GIVEN PROBLEM:
From the entries below, say how many lines carry the word "PARTİSİ", and give nothing but the number.

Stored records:

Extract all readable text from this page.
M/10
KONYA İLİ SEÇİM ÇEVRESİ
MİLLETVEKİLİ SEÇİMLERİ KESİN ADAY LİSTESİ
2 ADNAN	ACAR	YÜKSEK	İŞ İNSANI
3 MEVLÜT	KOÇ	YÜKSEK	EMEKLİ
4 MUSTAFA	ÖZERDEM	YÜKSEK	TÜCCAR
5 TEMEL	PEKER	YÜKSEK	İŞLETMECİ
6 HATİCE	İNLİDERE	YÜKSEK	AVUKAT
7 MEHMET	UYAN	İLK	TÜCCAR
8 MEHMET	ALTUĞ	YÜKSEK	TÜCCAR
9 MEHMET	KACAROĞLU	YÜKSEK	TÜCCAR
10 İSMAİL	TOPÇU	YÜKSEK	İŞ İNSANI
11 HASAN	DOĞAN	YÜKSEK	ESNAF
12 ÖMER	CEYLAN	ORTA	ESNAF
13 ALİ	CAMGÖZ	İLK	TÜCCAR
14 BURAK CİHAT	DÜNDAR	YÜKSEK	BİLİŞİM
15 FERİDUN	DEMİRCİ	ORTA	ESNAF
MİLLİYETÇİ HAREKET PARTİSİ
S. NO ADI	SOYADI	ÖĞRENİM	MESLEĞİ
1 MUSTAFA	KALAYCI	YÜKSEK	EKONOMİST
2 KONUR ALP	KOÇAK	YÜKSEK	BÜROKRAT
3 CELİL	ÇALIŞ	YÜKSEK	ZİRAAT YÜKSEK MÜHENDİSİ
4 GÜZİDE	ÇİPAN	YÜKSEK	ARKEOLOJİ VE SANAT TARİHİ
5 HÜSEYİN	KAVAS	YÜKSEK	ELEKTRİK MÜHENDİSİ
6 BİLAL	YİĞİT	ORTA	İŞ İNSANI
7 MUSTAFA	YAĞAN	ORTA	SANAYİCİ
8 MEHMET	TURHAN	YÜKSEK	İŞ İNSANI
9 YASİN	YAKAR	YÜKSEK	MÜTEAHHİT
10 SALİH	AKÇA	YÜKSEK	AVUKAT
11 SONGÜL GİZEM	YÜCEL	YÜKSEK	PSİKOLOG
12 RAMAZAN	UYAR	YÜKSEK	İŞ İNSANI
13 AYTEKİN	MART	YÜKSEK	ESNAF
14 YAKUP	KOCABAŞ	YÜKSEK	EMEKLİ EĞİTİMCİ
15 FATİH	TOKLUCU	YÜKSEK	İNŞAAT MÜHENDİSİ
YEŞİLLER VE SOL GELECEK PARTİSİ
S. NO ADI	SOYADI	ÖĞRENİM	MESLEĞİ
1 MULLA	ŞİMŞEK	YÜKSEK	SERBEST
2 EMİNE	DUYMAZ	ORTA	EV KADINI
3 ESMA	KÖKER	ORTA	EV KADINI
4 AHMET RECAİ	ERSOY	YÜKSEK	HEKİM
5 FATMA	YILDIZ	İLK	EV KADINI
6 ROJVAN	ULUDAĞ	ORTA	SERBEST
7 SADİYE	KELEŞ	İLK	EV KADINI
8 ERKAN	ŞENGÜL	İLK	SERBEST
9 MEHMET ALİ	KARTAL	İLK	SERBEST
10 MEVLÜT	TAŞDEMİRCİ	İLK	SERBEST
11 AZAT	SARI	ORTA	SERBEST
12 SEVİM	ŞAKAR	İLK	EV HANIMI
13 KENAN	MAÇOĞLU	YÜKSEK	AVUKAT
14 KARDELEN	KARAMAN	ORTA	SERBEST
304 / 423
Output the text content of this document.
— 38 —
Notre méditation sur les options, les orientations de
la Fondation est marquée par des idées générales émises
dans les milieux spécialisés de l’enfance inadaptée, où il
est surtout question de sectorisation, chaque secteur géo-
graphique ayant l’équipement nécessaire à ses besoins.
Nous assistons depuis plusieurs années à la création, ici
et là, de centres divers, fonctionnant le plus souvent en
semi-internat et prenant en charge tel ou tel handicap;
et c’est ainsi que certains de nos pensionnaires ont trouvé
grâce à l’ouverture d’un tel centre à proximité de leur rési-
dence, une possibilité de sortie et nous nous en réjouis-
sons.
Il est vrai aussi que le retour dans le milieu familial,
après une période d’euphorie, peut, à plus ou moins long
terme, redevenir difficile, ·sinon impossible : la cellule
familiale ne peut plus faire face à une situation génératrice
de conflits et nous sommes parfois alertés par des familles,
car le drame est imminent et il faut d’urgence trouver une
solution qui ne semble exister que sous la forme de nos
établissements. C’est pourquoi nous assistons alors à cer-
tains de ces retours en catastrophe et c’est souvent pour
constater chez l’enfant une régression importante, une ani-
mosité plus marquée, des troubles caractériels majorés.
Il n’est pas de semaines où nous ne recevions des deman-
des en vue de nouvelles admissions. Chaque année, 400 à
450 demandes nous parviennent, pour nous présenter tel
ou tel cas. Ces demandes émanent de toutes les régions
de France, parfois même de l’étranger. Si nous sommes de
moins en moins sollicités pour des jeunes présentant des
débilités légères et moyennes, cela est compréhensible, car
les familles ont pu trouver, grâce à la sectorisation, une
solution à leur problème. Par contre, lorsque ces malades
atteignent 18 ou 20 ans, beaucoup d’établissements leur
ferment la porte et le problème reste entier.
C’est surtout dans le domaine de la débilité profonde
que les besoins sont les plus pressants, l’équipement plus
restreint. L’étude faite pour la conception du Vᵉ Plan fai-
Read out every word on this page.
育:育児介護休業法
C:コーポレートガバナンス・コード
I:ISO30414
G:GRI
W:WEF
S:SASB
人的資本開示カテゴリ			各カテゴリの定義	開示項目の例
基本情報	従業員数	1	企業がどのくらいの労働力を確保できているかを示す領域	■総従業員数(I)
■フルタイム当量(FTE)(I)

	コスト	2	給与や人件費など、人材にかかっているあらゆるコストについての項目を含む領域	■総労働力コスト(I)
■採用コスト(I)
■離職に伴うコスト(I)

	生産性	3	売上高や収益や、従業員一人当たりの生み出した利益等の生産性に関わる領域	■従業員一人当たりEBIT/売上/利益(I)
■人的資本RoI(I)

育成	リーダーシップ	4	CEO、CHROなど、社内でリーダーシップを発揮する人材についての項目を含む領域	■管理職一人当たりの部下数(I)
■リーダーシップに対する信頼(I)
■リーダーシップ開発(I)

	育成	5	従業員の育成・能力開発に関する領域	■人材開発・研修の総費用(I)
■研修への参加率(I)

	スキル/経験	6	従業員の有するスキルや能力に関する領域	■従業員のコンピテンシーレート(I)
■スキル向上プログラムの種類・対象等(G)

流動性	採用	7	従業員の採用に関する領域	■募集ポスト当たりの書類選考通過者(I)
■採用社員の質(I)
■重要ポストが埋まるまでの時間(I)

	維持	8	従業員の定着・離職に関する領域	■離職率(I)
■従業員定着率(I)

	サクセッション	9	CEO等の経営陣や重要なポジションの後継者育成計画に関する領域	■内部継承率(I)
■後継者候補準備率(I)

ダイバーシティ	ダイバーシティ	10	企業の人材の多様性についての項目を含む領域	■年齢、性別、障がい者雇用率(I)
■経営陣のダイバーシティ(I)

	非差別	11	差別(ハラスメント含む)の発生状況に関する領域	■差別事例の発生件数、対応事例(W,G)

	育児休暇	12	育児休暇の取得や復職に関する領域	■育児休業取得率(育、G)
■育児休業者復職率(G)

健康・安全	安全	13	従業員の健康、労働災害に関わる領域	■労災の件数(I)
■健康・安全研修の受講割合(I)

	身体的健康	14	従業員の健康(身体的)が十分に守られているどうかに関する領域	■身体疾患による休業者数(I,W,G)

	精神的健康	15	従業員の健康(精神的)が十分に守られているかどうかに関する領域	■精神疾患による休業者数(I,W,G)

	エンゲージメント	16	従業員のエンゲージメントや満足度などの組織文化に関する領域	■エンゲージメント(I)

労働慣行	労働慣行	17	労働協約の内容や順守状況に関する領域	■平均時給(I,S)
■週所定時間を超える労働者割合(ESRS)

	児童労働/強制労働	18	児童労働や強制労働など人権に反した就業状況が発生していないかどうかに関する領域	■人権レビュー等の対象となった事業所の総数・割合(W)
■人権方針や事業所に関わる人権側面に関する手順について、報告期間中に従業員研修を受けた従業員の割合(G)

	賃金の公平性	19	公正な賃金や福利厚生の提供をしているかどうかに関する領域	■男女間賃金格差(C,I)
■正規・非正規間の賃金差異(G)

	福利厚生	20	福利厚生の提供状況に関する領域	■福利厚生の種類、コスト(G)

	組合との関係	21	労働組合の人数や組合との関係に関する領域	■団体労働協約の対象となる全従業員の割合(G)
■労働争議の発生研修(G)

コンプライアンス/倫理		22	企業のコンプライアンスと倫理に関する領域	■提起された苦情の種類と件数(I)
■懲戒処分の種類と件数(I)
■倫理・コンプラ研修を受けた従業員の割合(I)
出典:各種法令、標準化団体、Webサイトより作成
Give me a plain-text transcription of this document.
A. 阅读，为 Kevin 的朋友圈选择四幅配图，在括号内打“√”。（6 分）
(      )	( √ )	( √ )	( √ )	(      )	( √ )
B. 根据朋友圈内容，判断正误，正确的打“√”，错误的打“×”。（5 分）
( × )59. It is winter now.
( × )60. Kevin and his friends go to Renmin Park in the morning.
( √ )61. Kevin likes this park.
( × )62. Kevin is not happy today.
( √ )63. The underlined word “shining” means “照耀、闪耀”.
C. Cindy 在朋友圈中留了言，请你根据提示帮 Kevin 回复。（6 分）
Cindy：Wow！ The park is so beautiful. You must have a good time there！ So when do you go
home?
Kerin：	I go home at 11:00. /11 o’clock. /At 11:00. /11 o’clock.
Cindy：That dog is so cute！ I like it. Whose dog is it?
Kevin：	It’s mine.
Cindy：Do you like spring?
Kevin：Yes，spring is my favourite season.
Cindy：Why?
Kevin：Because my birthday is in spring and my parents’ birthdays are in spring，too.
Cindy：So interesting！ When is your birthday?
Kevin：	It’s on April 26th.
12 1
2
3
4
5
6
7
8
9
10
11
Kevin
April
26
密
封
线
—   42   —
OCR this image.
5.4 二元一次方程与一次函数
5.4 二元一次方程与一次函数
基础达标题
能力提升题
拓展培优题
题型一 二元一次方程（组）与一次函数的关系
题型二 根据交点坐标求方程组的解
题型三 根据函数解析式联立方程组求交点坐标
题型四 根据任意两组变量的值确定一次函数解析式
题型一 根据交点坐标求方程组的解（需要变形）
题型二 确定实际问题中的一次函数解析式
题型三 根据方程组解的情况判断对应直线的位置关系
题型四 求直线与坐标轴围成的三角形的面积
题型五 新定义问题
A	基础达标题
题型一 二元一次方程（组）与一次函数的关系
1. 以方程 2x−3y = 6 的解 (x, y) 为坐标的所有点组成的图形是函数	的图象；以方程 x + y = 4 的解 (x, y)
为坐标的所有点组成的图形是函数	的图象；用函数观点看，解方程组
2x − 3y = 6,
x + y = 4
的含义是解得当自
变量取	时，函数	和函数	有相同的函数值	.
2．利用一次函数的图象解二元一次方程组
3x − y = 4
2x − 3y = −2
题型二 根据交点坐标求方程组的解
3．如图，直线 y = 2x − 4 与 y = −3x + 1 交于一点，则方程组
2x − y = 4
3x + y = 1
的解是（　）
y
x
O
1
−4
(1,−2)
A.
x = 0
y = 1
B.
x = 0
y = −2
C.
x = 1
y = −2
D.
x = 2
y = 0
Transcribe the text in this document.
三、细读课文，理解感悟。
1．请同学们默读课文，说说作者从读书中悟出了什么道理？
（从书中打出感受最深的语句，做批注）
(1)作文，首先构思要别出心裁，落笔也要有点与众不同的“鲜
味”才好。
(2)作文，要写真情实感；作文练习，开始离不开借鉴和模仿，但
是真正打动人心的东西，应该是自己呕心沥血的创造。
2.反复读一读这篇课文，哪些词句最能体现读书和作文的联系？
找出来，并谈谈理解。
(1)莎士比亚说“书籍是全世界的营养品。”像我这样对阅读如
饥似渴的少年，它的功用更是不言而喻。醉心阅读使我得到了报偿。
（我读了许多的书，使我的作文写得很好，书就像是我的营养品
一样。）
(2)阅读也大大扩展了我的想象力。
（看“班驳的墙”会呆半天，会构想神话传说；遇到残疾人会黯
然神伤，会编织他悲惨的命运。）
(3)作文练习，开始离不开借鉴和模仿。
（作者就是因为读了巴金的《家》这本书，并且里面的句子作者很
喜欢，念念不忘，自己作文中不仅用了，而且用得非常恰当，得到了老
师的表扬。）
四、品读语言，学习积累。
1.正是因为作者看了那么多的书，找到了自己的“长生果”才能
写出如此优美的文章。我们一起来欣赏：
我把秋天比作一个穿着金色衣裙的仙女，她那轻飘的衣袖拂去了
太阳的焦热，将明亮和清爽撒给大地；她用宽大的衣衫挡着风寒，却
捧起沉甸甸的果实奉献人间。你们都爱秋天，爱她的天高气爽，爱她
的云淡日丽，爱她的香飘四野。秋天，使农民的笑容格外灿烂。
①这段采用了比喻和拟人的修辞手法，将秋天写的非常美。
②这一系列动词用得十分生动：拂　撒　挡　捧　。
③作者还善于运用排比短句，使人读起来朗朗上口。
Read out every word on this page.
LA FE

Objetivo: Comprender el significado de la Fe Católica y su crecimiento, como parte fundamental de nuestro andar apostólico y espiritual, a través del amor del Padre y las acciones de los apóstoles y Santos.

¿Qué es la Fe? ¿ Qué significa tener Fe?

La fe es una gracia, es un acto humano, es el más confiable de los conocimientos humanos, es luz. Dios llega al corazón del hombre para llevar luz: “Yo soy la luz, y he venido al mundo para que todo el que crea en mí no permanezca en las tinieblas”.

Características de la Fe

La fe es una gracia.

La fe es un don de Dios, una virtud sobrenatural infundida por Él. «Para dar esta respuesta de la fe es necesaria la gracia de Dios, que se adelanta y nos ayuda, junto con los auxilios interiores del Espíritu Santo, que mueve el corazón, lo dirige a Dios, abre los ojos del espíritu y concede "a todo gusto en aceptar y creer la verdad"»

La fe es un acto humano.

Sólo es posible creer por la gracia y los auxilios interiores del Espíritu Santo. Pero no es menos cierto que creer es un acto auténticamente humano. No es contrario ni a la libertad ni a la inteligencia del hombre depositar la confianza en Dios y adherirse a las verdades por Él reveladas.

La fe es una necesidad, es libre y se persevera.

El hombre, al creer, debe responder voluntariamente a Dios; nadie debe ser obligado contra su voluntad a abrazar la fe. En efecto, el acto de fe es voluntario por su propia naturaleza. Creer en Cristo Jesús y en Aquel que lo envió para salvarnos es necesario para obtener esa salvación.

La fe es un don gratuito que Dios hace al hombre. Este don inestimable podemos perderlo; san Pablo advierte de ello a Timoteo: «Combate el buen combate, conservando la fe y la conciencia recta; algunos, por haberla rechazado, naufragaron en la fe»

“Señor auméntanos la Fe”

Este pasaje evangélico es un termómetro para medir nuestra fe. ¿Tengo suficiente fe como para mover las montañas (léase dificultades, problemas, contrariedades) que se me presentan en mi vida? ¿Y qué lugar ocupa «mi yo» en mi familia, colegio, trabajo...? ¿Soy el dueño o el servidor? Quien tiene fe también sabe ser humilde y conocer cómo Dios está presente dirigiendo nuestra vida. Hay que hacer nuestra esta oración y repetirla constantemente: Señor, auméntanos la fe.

SOLUTION FOR THIS PROBLEM:
2